▶ **Directions for this task**
Records follow. Pull out every line that contains "identify".
## Start Data for the task
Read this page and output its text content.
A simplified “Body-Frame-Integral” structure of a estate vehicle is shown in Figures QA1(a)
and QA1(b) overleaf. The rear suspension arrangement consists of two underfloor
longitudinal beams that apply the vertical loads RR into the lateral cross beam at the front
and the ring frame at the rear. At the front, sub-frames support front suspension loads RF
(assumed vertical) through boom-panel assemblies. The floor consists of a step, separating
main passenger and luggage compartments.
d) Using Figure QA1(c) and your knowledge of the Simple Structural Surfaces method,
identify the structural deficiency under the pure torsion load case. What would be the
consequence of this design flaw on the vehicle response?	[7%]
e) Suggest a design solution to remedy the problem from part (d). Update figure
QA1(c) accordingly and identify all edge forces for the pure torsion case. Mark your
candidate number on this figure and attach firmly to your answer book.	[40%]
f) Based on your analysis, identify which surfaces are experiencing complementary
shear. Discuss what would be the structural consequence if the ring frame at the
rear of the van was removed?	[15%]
## End Data for the task
▶ **Answer to this problem**
identify the structural deficiency under the pure torsion load case. What would be the
QA1(c) accordingly and identify all edge forces for the pure torsion case. Mark your
f) Based on your analysis, identify which surfaces are experiencing complementary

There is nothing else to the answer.